Exercise brief> Pull out every line below that contains the word "value".

[Data records]
==================================================
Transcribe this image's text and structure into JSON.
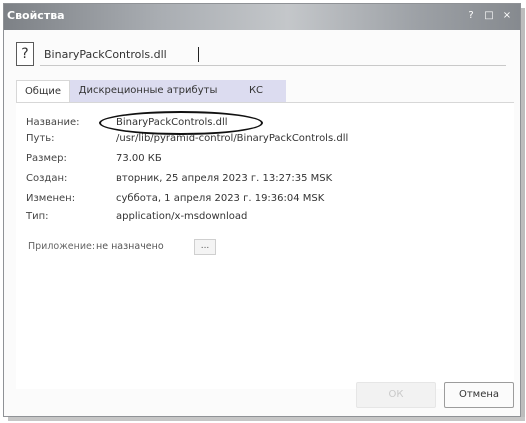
{
  "window": {
    "title": "Свойства",
    "controls": [
      "?",
      "□",
      "×"
    ]
  },
  "file": {
    "icon": "question-mark-file-icon",
    "name": "BinaryPackControls.dll"
  },
  "tabs": [
    {
      "label": "Общие",
      "active": true
    },
    {
      "label": "Дискреционные атрибуты",
      "active": false
    },
    {
      "label": "КС",
      "active": false
    }
  ],
  "properties": {
    "name": {
      "label": "Название:",
      "value": "BinaryPackControls.dll"
    },
    "path": {
      "label": "Путь:",
      "value": "/usr/lib/pyramid-control/BinaryPackControls.dll"
    },
    "size": {
      "label": "Размер:",
      "value": "73.00 КБ"
    },
    "created": {
      "label": "Создан:",
      "value": "вторник, 25 апреля 2023 г. 13:27:35 MSK"
    },
    "modified": {
      "label": "Изменен:",
      "value": "суббота, 1 апреля 2023 г. 19:36:04 MSK"
    },
    "type": {
      "label": "Тип:",
      "value": "application/x-msdownload"
    }
  },
  "application": {
    "label": "Приложение:",
    "value": "не назначено",
    "button": "..."
  },
  "buttons": {
    "ok": "ОК",
    "cancel": "Отмена"
  },
  "colors": {
    "inactive_tab": "#dcdcf0",
    "annotation_oval": "#111111"
  }
}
==================================================
Written reply>
      "value": "BinaryPackControls.dll"
      "value": "/usr/lib/pyramid-control/BinaryPackControls.dll"
      "value": "73.00 КБ"
      "value": "вторник, 25 апреля 2023 г. 13:27:35 MSK"
      "value": "суббота, 1 апреля 2023 г. 19:36:04 MSK"
      "value": "application/x-msdownload"
    "value": "не назначено",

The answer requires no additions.